• Texte fourni:
-------------------------
De l’homme pauvre (I)

À la suite de la tribune comique de Benjamin Griveaux, bourgeois infatué daignant se rappeler l’existence des plus humbles, on apprend mercredi que des conseillers ministériels liraient avec ardeur le nouveau livre d’Edouard Louis, non pas comme un récit anti-libéral mais comme la démonstration de la faillite du père de l’auteur à s’émanciper de sa condition ouvrière.

Homme pauvre : abstraction paternaliste qui est tout à la fois mise à distance et négation. Le problème de la pauvreté n’est donc que de mots, une préoccupation bavarde que le premier vent de l’automne budgétaire à venir fera disparaître.

Pauvreté : un chiffre muet regroupant des individus frappés de fragilités sociales cumulatives : les peu ou pas diplômés, les chômeurs ou les travailleurs à temps partiel, les femmes seules avec enfants, les enclavés des territoires en déclin  ou des cités mornes où triomphe le trafic ; bref des personnes aux armes singulièrement émoussés dans l’infernale compétition économique ; en un mot des perdants, des tout petits rien du tout. Une réalité brutale aussi : des budgets impossibles et cette angoisse perpétuelle de l’argent qui corrompt l’esprit ; des difficultés à se nourrir correctement, à se soigner, à se loger, à se chauffer et ne serait-ce qu’à se divertir ; et surtout cette honte, ce stigmate, cette macule encore plus insupportable lorsqu’on la transmet malgré soi à ses enfants aimés, à qui on a rien d’autre à offrir que d’humiliantes et incessantes frustrations. Et puis, il y a ceux qui glissent et que l’on perd, les miséreux des grandes villes, ces migrants pourchassés, ces jeunes gens en rupture, ces déments délirants que l’on soigne par la rue ; tous ceux là qui souvent boivent et qui puent, que l’on chasse de loin en loin comme de vieux débris insalubres ; ceux que l’on finit par retrouver un matin sur le quai d’un métro, allongés, immobiles, les bras en croix, leurs beaux yeux grands ouverts sur le vide et dont le badaud évite encore par habitude, presque par instinct, la dépouille toute chaude gisant au sol.
-------------------------
[Données de segmentation de page]
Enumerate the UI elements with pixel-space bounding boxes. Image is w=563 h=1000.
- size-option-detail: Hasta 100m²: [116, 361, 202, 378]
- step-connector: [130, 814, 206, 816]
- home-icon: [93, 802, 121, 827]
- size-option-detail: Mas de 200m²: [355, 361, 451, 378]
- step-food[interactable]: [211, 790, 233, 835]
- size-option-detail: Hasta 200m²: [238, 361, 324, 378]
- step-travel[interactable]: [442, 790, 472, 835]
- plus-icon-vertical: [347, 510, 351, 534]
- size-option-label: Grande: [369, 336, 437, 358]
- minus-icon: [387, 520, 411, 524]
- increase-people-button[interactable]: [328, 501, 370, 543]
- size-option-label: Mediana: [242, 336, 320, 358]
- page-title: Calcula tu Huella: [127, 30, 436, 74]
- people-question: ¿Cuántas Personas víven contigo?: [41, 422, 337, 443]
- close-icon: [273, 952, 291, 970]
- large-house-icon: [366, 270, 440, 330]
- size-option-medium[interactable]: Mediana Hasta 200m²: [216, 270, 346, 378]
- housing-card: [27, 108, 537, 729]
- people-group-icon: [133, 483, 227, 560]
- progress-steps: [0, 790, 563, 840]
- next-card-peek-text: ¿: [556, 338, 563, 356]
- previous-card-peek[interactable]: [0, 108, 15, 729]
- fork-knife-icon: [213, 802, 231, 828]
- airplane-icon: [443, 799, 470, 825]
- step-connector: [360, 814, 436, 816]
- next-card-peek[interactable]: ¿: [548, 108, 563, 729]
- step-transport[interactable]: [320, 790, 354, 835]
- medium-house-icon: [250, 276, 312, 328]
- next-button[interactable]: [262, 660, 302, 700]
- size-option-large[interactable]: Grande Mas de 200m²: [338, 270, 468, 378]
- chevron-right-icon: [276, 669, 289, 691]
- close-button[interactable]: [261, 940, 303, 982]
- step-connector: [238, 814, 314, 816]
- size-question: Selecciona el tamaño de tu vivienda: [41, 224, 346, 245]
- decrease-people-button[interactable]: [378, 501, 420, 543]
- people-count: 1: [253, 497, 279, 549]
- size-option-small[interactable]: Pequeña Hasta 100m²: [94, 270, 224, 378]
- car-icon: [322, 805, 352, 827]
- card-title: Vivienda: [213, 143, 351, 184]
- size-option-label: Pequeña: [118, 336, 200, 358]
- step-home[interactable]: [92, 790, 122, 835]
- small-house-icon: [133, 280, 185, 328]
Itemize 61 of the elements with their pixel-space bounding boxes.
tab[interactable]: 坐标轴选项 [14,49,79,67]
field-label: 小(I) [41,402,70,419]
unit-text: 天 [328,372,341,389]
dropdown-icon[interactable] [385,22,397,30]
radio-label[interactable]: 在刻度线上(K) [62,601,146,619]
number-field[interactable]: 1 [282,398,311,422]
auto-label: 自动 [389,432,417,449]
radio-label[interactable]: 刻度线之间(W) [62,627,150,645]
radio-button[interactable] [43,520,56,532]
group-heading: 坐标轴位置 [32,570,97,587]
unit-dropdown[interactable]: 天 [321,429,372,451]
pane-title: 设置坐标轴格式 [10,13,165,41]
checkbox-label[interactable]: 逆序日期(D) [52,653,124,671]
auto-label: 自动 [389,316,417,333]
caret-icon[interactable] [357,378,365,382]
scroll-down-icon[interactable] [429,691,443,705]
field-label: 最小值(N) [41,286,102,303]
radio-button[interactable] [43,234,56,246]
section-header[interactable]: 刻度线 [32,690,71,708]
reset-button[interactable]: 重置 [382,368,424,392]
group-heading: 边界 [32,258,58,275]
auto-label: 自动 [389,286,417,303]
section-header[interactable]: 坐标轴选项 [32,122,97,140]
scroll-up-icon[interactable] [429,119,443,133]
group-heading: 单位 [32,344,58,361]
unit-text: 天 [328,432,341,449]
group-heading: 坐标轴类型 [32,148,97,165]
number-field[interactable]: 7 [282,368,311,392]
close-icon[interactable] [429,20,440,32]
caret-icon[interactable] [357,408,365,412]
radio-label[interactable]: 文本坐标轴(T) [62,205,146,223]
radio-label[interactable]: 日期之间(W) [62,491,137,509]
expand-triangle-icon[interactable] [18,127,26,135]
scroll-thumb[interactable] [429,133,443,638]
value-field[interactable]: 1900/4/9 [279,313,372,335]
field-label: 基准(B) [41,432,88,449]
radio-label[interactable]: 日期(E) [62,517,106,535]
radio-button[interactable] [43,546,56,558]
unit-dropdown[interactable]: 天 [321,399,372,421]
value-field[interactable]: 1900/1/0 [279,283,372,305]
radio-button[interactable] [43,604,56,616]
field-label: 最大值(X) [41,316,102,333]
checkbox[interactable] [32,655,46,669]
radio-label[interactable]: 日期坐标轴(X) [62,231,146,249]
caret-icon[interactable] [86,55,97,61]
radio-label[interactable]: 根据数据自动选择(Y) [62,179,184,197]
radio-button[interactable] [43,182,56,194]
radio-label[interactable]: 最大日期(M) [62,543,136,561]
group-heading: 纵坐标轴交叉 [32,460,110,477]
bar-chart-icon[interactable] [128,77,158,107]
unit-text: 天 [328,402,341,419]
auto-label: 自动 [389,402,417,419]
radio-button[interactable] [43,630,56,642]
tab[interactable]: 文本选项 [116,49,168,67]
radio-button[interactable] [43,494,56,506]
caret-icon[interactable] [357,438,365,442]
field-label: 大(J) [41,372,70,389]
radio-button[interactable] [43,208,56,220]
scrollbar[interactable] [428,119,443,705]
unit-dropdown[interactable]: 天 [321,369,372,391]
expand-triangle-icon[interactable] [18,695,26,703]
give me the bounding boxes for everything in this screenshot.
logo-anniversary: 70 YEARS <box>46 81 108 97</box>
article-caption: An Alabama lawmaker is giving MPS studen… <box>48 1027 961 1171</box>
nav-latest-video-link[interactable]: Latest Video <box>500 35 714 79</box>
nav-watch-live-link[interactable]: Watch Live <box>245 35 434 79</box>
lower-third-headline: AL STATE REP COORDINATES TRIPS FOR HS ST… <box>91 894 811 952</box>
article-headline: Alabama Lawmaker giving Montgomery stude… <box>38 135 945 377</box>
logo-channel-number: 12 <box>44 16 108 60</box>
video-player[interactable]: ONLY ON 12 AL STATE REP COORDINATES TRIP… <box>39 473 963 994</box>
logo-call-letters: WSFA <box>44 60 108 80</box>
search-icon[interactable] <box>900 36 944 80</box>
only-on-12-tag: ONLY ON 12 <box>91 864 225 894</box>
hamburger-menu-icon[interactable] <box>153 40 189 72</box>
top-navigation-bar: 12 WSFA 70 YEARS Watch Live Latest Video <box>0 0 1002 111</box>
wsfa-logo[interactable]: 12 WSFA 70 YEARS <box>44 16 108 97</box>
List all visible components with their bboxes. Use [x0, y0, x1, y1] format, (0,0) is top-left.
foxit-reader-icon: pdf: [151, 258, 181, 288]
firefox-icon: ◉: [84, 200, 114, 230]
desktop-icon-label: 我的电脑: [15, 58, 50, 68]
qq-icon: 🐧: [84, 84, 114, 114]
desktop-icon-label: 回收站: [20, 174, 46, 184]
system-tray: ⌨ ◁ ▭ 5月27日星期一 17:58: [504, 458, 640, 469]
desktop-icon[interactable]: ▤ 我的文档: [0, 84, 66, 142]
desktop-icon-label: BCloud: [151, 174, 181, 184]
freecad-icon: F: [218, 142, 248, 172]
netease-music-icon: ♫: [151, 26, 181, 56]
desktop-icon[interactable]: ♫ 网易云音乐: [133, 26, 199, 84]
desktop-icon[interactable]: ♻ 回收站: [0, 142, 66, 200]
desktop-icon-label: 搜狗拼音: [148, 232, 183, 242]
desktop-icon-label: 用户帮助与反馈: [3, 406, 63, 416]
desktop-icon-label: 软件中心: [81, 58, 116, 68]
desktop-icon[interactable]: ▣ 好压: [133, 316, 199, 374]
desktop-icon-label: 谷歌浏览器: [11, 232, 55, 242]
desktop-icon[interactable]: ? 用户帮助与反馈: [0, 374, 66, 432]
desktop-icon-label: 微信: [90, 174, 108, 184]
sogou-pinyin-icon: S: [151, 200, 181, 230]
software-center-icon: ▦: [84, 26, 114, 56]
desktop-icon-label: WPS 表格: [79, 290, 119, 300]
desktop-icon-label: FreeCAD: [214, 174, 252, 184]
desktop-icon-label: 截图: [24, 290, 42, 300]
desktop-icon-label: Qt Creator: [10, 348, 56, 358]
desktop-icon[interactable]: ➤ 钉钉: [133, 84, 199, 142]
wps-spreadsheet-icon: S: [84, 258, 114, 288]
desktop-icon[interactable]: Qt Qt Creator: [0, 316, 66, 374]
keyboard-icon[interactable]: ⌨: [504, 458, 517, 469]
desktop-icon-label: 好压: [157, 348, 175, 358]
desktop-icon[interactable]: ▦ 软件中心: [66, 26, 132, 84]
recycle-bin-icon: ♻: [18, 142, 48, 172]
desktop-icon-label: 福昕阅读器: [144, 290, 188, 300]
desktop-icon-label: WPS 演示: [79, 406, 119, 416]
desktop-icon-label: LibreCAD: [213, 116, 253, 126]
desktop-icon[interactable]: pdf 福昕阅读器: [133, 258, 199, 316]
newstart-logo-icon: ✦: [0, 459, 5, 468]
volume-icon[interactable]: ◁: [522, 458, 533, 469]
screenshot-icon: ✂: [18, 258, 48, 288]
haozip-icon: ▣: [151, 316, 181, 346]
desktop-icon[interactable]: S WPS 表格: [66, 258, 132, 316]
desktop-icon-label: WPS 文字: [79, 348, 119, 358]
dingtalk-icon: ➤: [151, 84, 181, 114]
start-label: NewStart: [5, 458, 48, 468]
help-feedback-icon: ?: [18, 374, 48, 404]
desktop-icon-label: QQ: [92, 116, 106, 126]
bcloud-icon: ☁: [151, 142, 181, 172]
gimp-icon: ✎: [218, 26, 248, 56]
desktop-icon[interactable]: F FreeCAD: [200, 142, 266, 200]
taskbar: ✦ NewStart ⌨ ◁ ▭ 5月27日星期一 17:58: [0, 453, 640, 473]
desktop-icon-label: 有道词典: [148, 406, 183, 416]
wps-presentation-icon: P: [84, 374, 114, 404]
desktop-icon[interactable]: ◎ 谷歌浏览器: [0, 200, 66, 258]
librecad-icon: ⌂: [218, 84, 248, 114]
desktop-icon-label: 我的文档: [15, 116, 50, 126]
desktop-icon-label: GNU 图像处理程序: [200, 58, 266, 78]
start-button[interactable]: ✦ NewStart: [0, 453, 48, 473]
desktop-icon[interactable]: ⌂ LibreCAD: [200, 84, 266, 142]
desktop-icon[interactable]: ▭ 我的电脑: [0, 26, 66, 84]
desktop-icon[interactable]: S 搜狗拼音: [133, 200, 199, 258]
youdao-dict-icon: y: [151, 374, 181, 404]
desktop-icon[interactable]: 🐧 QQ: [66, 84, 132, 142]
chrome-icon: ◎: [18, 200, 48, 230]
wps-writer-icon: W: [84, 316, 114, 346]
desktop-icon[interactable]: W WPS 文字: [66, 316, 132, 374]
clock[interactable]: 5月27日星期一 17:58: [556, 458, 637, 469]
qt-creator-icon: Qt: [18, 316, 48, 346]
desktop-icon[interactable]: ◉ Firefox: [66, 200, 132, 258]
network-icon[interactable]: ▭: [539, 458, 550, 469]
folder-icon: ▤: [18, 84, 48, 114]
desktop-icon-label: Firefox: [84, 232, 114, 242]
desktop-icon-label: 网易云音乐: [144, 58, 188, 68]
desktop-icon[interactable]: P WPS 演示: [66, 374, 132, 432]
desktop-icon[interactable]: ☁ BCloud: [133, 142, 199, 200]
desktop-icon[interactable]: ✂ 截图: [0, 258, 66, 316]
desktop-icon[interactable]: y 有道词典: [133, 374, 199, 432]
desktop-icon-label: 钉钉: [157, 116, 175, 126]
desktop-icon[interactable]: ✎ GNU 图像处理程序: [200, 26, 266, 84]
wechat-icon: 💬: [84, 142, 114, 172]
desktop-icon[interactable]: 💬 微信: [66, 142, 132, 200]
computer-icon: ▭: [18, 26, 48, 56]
-------------------------
• Activités:
1. Recopiez le passage du texte sur la pauvreté commençant à « Homme pauvre : abstraction » et se terminant à « venir fera disparaître. ».
2. Répondez aux questions suivantes d'après le texte sur la pauvreté.
(a) Quel ouvrage des conseillers ministériels liraient-ils avec ardeur ?
(b) Qu'est-ce qui fera disparaître la « préoccupation bavarde » ?
(c) Sur quoi finit-on par retrouver, un matin, certains miséreux ?
Ces entrées n'ont aucun lien avec le texte sur la pauvreté.

• Corrigé des activités:
1.
Homme pauvre : abstraction paternaliste qui est tout à la fois mise à distance et négation. Le problème de la pauvreté n’est donc que de mots, une préoccupation bavarde que le premier vent de l’automne budgétaire à venir fera disparaître.

2.
(a) Le nouveau livre d'Edouard Louis.
(b) Le premier vent de l'automne budgétaire à venir.
(c) Sur le quai d'un métro.